Produce an exact copy of all the records.

*Input records*
****************

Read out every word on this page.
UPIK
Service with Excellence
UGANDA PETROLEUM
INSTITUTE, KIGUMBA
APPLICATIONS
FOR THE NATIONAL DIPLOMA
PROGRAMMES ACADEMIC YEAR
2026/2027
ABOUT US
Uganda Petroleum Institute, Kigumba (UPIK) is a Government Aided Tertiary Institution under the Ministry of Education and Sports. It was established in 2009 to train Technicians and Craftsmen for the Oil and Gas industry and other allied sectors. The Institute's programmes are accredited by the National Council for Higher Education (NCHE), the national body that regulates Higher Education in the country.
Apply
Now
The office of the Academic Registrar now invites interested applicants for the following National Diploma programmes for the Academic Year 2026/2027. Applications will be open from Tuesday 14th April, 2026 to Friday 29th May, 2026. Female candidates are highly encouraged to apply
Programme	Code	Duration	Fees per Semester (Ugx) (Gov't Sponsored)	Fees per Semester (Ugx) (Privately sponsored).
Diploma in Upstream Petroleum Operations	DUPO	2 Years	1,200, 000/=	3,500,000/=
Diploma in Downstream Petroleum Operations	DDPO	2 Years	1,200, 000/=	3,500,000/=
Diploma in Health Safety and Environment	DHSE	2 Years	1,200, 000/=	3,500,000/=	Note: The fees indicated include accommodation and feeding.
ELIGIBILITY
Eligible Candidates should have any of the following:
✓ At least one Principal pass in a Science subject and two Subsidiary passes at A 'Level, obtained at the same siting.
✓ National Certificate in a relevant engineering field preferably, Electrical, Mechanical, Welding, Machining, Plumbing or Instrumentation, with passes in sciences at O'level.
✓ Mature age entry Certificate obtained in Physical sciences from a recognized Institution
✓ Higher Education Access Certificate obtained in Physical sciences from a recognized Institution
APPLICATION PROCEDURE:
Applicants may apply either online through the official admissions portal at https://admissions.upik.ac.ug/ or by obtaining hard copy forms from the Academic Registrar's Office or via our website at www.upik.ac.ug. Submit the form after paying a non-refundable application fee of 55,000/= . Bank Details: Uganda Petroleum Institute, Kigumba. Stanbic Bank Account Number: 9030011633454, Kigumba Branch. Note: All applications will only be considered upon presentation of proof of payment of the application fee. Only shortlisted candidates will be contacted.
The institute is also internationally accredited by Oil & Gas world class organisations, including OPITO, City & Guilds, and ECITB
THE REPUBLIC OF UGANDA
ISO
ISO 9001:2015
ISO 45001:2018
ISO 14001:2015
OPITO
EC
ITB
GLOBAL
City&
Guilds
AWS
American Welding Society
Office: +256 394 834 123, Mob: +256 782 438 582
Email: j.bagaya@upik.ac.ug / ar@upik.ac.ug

****************

*Final result*
Read out every word on this page.
UPIK
Service with Excellence
UGANDA PETROLEUM
INSTITUTE, KIGUMBA
APPLICATIONS
FOR THE NATIONAL DIPLOMA
PROGRAMMES ACADEMIC YEAR
2026/2027
ABOUT US
Uganda Petroleum Institute, Kigumba (UPIK) is a Government Aided Tertiary Institution under the Ministry of Education and Sports. It was established in 2009 to train Technicians and Craftsmen for the Oil and Gas industry and other allied sectors. The Institute's programmes are accredited by the National Council for Higher Education (NCHE), the national body that regulates Higher Education in the country.
Apply
Now
The office of the Academic Registrar now invites interested applicants for the following National Diploma programmes for the Academic Year 2026/2027. Applications will be open from Tuesday 14th April, 2026 to Friday 29th May, 2026. Female candidates are highly encouraged to apply
Programme	Code	Duration	Fees per Semester (Ugx) (Gov't Sponsored)	Fees per Semester (Ugx) (Privately sponsored).
Diploma in Upstream Petroleum Operations	DUPO	2 Years	1,200, 000/=	3,500,000/=
Diploma in Downstream Petroleum Operations	DDPO	2 Years	1,200, 000/=	3,500,000/=
Diploma in Health Safety and Environment	DHSE	2 Years	1,200, 000/=	3,500,000/=	Note: The fees indicated include accommodation and feeding.
ELIGIBILITY
Eligible Candidates should have any of the following:
✓ At least one Principal pass in a Science subject and two Subsidiary passes at A 'Level, obtained at the same siting.
✓ National Certificate in a relevant engineering field preferably, Electrical, Mechanical, Welding, Machining, Plumbing or Instrumentation, with passes in sciences at O'level.
✓ Mature age entry Certificate obtained in Physical sciences from a recognized Institution
✓ Higher Education Access Certificate obtained in Physical sciences from a recognized Institution
APPLICATION PROCEDURE:
Applicants may apply either online through the official admissions portal at https://admissions.upik.ac.ug/ or by obtaining hard copy forms from the Academic Registrar's Office or via our website at www.upik.ac.ug. Submit the form after paying a non-refundable application fee of 55,000/= . Bank Details: Uganda Petroleum Institute, Kigumba. Stanbic Bank Account Number: 9030011633454, Kigumba Branch. Note: All applications will only be considered upon presentation of proof of payment of the application fee. Only shortlisted candidates will be contacted.
The institute is also internationally accredited by Oil & Gas world class organisations, including OPITO, City & Guilds, and ECITB
THE REPUBLIC OF UGANDA
ISO
ISO 9001:2015
ISO 45001:2018
ISO 14001:2015
OPITO
EC
ITB
GLOBAL
City&
Guilds
AWS
American Welding Society
Office: +256 394 834 123, Mob: +256 782 438 582
Email: j.bagaya@upik.ac.ug / ar@upik.ac.ug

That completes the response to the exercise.